[Required task]
Look through the data below. Collect every line where the word "行使决定权" occurs.

┄┄┄┄┄┄┄┄┄┄

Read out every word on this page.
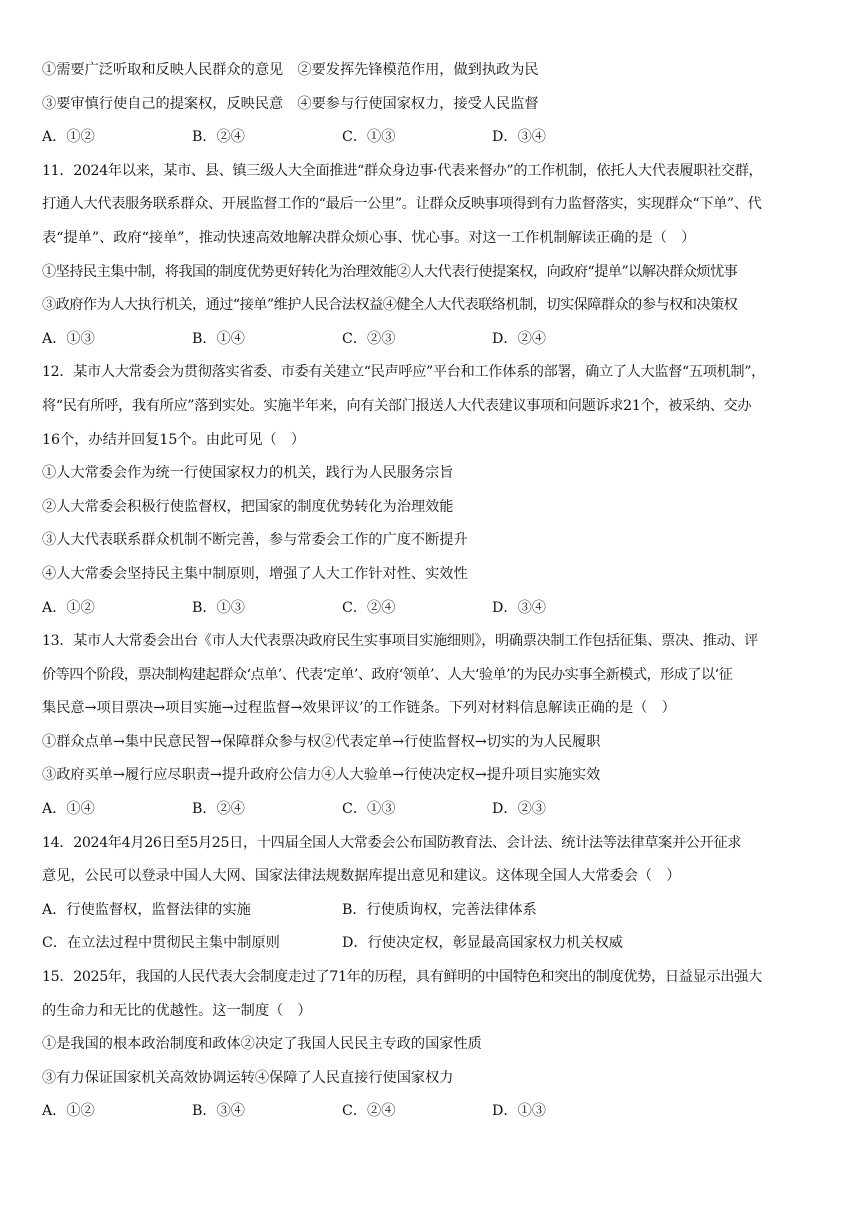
①需要广泛听取和反映人民群众的意见　②要发挥先锋模范作用，做到执政为民
③要审慎行使自己的提案权，反映民意　④要参与行使国家权力，接受人民监督
A．①②	B．②④	C．①③	D．③④
11．2024年以来，某市、县、镇三级人大全面推进“群众身边事·代表来督办”的工作机制，依托人大代表履职社交群，
打通人大代表服务联系群众、开展监督工作的“最后一公里”。让群众反映事项得到有力监督落实，实现群众“下单”、代
表“提单”、政府“接单”，推动快速高效地解决群众烦心事、忧心事。对这一工作机制解读正确的是（　）
①坚持民主集中制，将我国的制度优势更好转化为治理效能②人大代表行使提案权，向政府“提单”以解决群众烦忧事
③政府作为人大执行机关，通过“接单”维护人民合法权益④健全人大代表联络机制，切实保障群众的参与权和决策权
A．①③	B．①④	C．②③	D．②④
12．某市人大常委会为贯彻落实省委、市委有关建立“民声呼应”平台和工作体系的部署，确立了人大监督“五项机制”，
将“民有所呼，我有所应”落到实处。实施半年来，向有关部门报送人大代表建议事项和问题诉求21个，被采纳、交办
16个，办结并回复15个。由此可见（　）
①人大常委会作为统一行使国家权力的机关，践行为人民服务宗旨
②人大常委会积极行使监督权，把国家的制度优势转化为治理效能
③人大代表联系群众机制不断完善，参与常委会工作的广度不断提升
④人大常委会坚持民主集中制原则，增强了人大工作针对性、实效性
A．①②	B．①③	C．②④	D．③④
13．某市人大常委会出台《市人大代表票决政府民生实事项目实施细则》，明确票决制工作包括征集、票决、推动、评
价等四个阶段，票决制构建起群众‘点单’、代表‘定单’、政府‘领单’、人大‘验单’的为民办实事全新模式，形成了以‘征
集民意→项目票决→项目实施→过程监督→效果评议’的工作链条。下列对材料信息解读正确的是（　）
①群众点单→集中民意民智→保障群众参与权②代表定单→行使监督权→切实的为人民履职
③政府买单→履行应尽职责→提升政府公信力④人大验单→行使决定权→提升项目实施实效
A．①④	B．②④	C．①③	D．②③
14．2024年4月26日至5月25日，十四届全国人大常委会公布国防教育法、会计法、统计法等法律草案并公开征求
意见，公民可以登录中国人大网、国家法律法规数据库提出意见和建议。这体现全国人大常委会（　）
A．行使监督权，监督法律的实施	B．行使质询权，完善法律体系
C．在立法过程中贯彻民主集中制原则	D．行使决定权，彰显最高国家权力机关权威
15．2025年，我国的人民代表大会制度走过了71年的历程，具有鲜明的中国特色和突出的制度优势，日益显示出强大
的生命力和无比的优越性。这一制度（　）
①是我国的根本政治制度和政体②决定了我国人民民主专政的国家性质
③有力保证国家机关高效协调运转④保障了人民直接行使国家权力
A．①②	B．③④	C．②④	D．①③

┄┄┄┄┄┄┄┄┄┄

[Solution to this problem]
③政府买单→履行应尽职责→提升政府公信力④人大验单→行使决定权→提升项目实施实效
C．在立法过程中贯彻民主集中制原则	D．行使决定权，彰显最高国家权力机关权威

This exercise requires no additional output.